- What the exercise asks -
Give an exact transcription of every line, dropping the images.

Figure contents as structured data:
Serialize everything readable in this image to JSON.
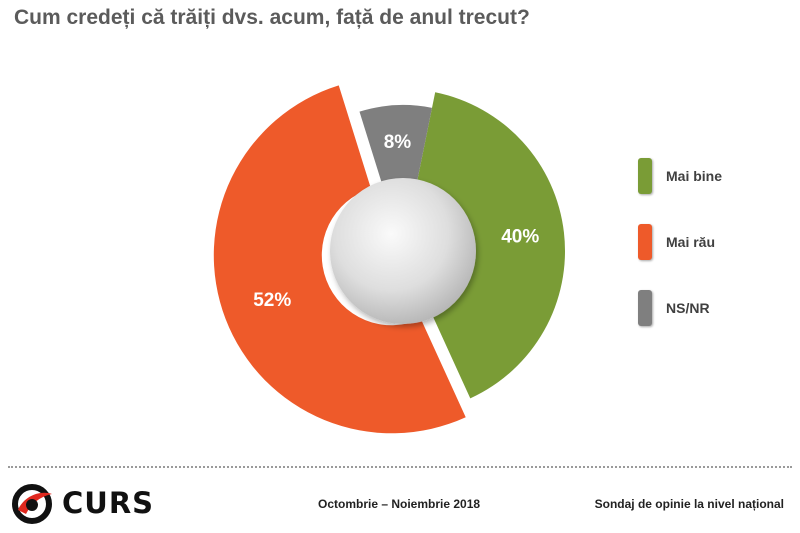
{
  "title": "Cum credeți că trăiți dvs. acum, față de anul trecut?",
  "chart_data": {
    "type": "pie",
    "variant": "donut",
    "series": [
      {
        "name": "Mai bine",
        "value": 40,
        "label": "40%",
        "color": "#7a9c36"
      },
      {
        "name": "Mai rău",
        "value": 52,
        "label": "52%",
        "color": "#ee5a2a"
      },
      {
        "name": "NS/NR",
        "value": 8,
        "label": "8%",
        "color": "#7f7f7f"
      }
    ],
    "legend_position": "right"
  },
  "footer": {
    "logo_text": "CURS",
    "date": "Octombrie – Noiembrie 2018",
    "subtitle": "Sondaj de opinie la nivel național"
  }
}
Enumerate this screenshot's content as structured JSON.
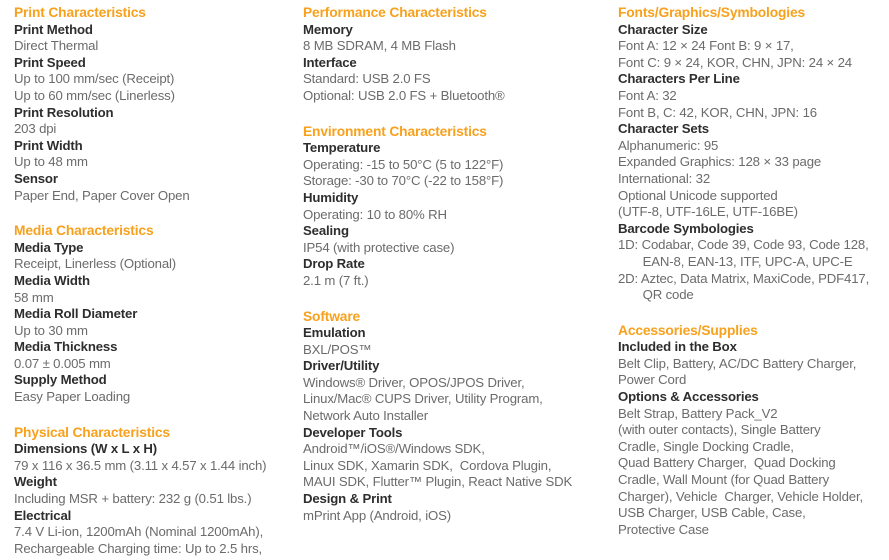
{
  "colors": {
    "heading_orange": "#F7A11D",
    "label_dark": "#2E2E2E",
    "body_gray": "#6B6B6B",
    "background": "#FFFFFF"
  },
  "columns": [
    {
      "sections": [
        {
          "heading": "Print Characteristics",
          "entries": [
            {
              "label": "Print Method",
              "lines": [
                "Direct Thermal"
              ]
            },
            {
              "label": "Print Speed",
              "lines": [
                "Up to 100 mm/sec (Receipt)",
                "Up to 60 mm/sec (Linerless)"
              ]
            },
            {
              "label": "Print Resolution",
              "lines": [
                "203 dpi"
              ]
            },
            {
              "label": "Print Width",
              "lines": [
                "Up to 48 mm"
              ]
            },
            {
              "label": "Sensor",
              "lines": [
                "Paper End, Paper Cover Open"
              ]
            }
          ]
        },
        {
          "heading": "Media Characteristics",
          "entries": [
            {
              "label": "Media Type",
              "lines": [
                "Receipt, Linerless (Optional)"
              ]
            },
            {
              "label": "Media Width",
              "lines": [
                "58 mm"
              ]
            },
            {
              "label": "Media Roll Diameter",
              "lines": [
                "Up to 30 mm"
              ]
            },
            {
              "label": "Media Thickness",
              "lines": [
                "0.07 ± 0.005 mm"
              ]
            },
            {
              "label": "Supply Method",
              "lines": [
                "Easy Paper Loading"
              ]
            }
          ]
        },
        {
          "heading": "Physical Characteristics",
          "entries": [
            {
              "label": "Dimensions (W x L x H)",
              "lines": [
                "79 x 116 x 36.5 mm (3.11 x 4.57 x 1.44 inch)"
              ]
            },
            {
              "label": "Weight",
              "lines": [
                "Including MSR + battery: 232 g (0.51 lbs.)"
              ]
            },
            {
              "label": "Electrical",
              "lines": [
                "7.4 V Li-ion, 1200mAh (Nominal 1200mAh),",
                "Rechargeable Charging time: Up to 2.5 hrs,"
              ]
            }
          ]
        }
      ]
    },
    {
      "sections": [
        {
          "heading": "Performance Characteristics",
          "entries": [
            {
              "label": "Memory",
              "lines": [
                "8 MB SDRAM, 4 MB Flash"
              ]
            },
            {
              "label": "Interface",
              "lines": [
                "Standard: USB 2.0 FS",
                "Optional: USB 2.0 FS + Bluetooth®"
              ]
            }
          ]
        },
        {
          "heading": "Environment Characteristics",
          "entries": [
            {
              "label": "Temperature",
              "lines": [
                "Operating: -15 to 50°C (5 to 122°F)",
                "Storage: -30 to 70°C (-22 to 158°F)"
              ]
            },
            {
              "label": "Humidity",
              "lines": [
                "Operating: 10 to 80% RH"
              ]
            },
            {
              "label": "Sealing",
              "lines": [
                "IP54 (with protective case)"
              ]
            },
            {
              "label": "Drop Rate",
              "lines": [
                "2.1 m (7 ft.)"
              ]
            }
          ]
        },
        {
          "heading": "Software",
          "entries": [
            {
              "label": "Emulation",
              "lines": [
                "BXL/POS™"
              ]
            },
            {
              "label": "Driver/Utility",
              "lines": [
                "Windows® Driver, OPOS/JPOS Driver,",
                "Linux/Mac® CUPS Driver, Utility Program,",
                "Network Auto Installer"
              ]
            },
            {
              "label": "Developer Tools",
              "lines": [
                "Android™/iOS®/Windows SDK,",
                "Linux SDK, Xamarin SDK,  Cordova Plugin,",
                "MAUI SDK, Flutter™ Plugin, React Native SDK"
              ]
            },
            {
              "label": "Design & Print",
              "lines": [
                "mPrint App (Android, iOS)"
              ]
            }
          ]
        }
      ]
    },
    {
      "sections": [
        {
          "heading": "Fonts/Graphics/Symbologies",
          "entries": [
            {
              "label": "Character Size",
              "lines": [
                "Font A: 12 × 24 Font B: 9 × 17,",
                "Font C: 9 × 24, KOR, CHN, JPN: 24 × 24"
              ]
            },
            {
              "label": "Characters Per Line",
              "lines": [
                "Font A: 32",
                "Font B, C: 42, KOR, CHN, JPN: 16"
              ]
            },
            {
              "label": "Character Sets",
              "lines": [
                "Alphanumeric: 95",
                "Expanded Graphics: 128 × 33 page",
                "International: 32",
                "Optional Unicode supported",
                "(UTF-8, UTF-16LE, UTF-16BE)"
              ]
            },
            {
              "label": "Barcode Symbologies",
              "lines": [
                "1D: Codabar, Code 39, Code 93, Code 128,",
                "       EAN-8, EAN-13, ITF, UPC-A, UPC-E",
                "2D: Aztec, Data Matrix, MaxiCode, PDF417,",
                "       QR code"
              ]
            }
          ]
        },
        {
          "heading": "Accessories/Supplies",
          "entries": [
            {
              "label": "Included in the Box",
              "lines": [
                "Belt Clip, Battery, AC/DC Battery Charger,",
                "Power Cord"
              ]
            },
            {
              "label": "Options & Accessories",
              "lines": [
                "Belt Strap, Battery Pack_V2",
                "(with outer contacts), Single Battery",
                "Cradle, Single Docking Cradle,",
                "Quad Battery Charger,  Quad Docking",
                "Cradle, Wall Mount (for Quad Battery",
                "Charger), Vehicle  Charger, Vehicle Holder,",
                "USB Charger, USB Cable, Case,",
                "Protective Case"
              ]
            }
          ]
        }
      ]
    }
  ]
}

- Result of the task -
Serialize everything readable in this image to JSON.
{
  "title": "Cum credeți că trăiți dvs. acum, față de anul trecut?",
  "chart_data": {
    "type": "pie",
    "variant": "donut",
    "series": [
      {
        "name": "Mai bine",
        "value": 40,
        "label": "40%",
        "color": "#7a9c36"
      },
      {
        "name": "Mai rău",
        "value": 52,
        "label": "52%",
        "color": "#ee5a2a"
      },
      {
        "name": "NS/NR",
        "value": 8,
        "label": "8%",
        "color": "#7f7f7f"
      }
    ],
    "legend_position": "right"
  },
  "footer": {
    "logo_text": "CURS",
    "date": "Octombrie – Noiembrie 2018",
    "subtitle": "Sondaj de opinie la nivel național"
  }
}
Enumerate this screenshot's content as structured JSON.
{
  "colors": {
    "heading_orange": "#F7A11D",
    "label_dark": "#2E2E2E",
    "body_gray": "#6B6B6B",
    "background": "#FFFFFF"
  },
  "columns": [
    {
      "sections": [
        {
          "heading": "Print Characteristics",
          "entries": [
            {
              "label": "Print Method",
              "lines": [
                "Direct Thermal"
              ]
            },
            {
              "label": "Print Speed",
              "lines": [
                "Up to 100 mm/sec (Receipt)",
                "Up to 60 mm/sec (Linerless)"
              ]
            },
            {
              "label": "Print Resolution",
              "lines": [
                "203 dpi"
              ]
            },
            {
              "label": "Print Width",
              "lines": [
                "Up to 48 mm"
              ]
            },
            {
              "label": "Sensor",
              "lines": [
                "Paper End, Paper Cover Open"
              ]
            }
          ]
        },
        {
          "heading": "Media Characteristics",
          "entries": [
            {
              "label": "Media Type",
              "lines": [
                "Receipt, Linerless (Optional)"
              ]
            },
            {
              "label": "Media Width",
              "lines": [
                "58 mm"
              ]
            },
            {
              "label": "Media Roll Diameter",
              "lines": [
                "Up to 30 mm"
              ]
            },
            {
              "label": "Media Thickness",
              "lines": [
                "0.07 ± 0.005 mm"
              ]
            },
            {
              "label": "Supply Method",
              "lines": [
                "Easy Paper Loading"
              ]
            }
          ]
        },
        {
          "heading": "Physical Characteristics",
          "entries": [
            {
              "label": "Dimensions (W x L x H)",
              "lines": [
                "79 x 116 x 36.5 mm (3.11 x 4.57 x 1.44 inch)"
              ]
            },
            {
              "label": "Weight",
              "lines": [
                "Including MSR + battery: 232 g (0.51 lbs.)"
              ]
            },
            {
              "label": "Electrical",
              "lines": [
                "7.4 V Li-ion, 1200mAh (Nominal 1200mAh),",
                "Rechargeable Charging time: Up to 2.5 hrs,"
              ]
            }
          ]
        }
      ]
    },
    {
      "sections": [
        {
          "heading": "Performance Characteristics",
          "entries": [
            {
              "label": "Memory",
              "lines": [
                "8 MB SDRAM, 4 MB Flash"
              ]
            },
            {
              "label": "Interface",
              "lines": [
                "Standard: USB 2.0 FS",
                "Optional: USB 2.0 FS + Bluetooth®"
              ]
            }
          ]
        },
        {
          "heading": "Environment Characteristics",
          "entries": [
            {
              "label": "Temperature",
              "lines": [
                "Operating: -15 to 50°C (5 to 122°F)",
                "Storage: -30 to 70°C (-22 to 158°F)"
              ]
            },
            {
              "label": "Humidity",
              "lines": [
                "Operating: 10 to 80% RH"
              ]
            },
            {
              "label": "Sealing",
              "lines": [
                "IP54 (with protective case)"
              ]
            },
            {
              "label": "Drop Rate",
              "lines": [
                "2.1 m (7 ft.)"
              ]
            }
          ]
        },
        {
          "heading": "Software",
          "entries": [
            {
              "label": "Emulation",
              "lines": [
                "BXL/POS™"
              ]
            },
            {
              "label": "Driver/Utility",
              "lines": [
                "Windows® Driver, OPOS/JPOS Driver,",
                "Linux/Mac® CUPS Driver, Utility Program,",
                "Network Auto Installer"
              ]
            },
            {
              "label": "Developer Tools",
              "lines": [
                "Android™/iOS®/Windows SDK,",
                "Linux SDK, Xamarin SDK,  Cordova Plugin,",
                "MAUI SDK, Flutter™ Plugin, React Native SDK"
              ]
            },
            {
              "label": "Design & Print",
              "lines": [
                "mPrint App (Android, iOS)"
              ]
            }
          ]
        }
      ]
    },
    {
      "sections": [
        {
          "heading": "Fonts/Graphics/Symbologies",
          "entries": [
            {
              "label": "Character Size",
              "lines": [
                "Font A: 12 × 24 Font B: 9 × 17,",
                "Font C: 9 × 24, KOR, CHN, JPN: 24 × 24"
              ]
            },
            {
              "label": "Characters Per Line",
              "lines": [
                "Font A: 32",
                "Font B, C: 42, KOR, CHN, JPN: 16"
              ]
            },
            {
              "label": "Character Sets",
              "lines": [
                "Alphanumeric: 95",
                "Expanded Graphics: 128 × 33 page",
                "International: 32",
                "Optional Unicode supported",
                "(UTF-8, UTF-16LE, UTF-16BE)"
              ]
            },
            {
              "label": "Barcode Symbologies",
              "lines": [
                "1D: Codabar, Code 39, Code 93, Code 128,",
                "       EAN-8, EAN-13, ITF, UPC-A, UPC-E",
                "2D: Aztec, Data Matrix, MaxiCode, PDF417,",
                "       QR code"
              ]
            }
          ]
        },
        {
          "heading": "Accessories/Supplies",
          "entries": [
            {
              "label": "Included in the Box",
              "lines": [
                "Belt Clip, Battery, AC/DC Battery Charger,",
                "Power Cord"
              ]
            },
            {
              "label": "Options & Accessories",
              "lines": [
                "Belt Strap, Battery Pack_V2",
                "(with outer contacts), Single Battery",
                "Cradle, Single Docking Cradle,",
                "Quad Battery Charger,  Quad Docking",
                "Cradle, Wall Mount (for Quad Battery",
                "Charger), Vehicle  Charger, Vehicle Holder,",
                "USB Charger, USB Cable, Case,",
                "Protective Case"
              ]
            }
          ]
        }
      ]
    }
  ]
}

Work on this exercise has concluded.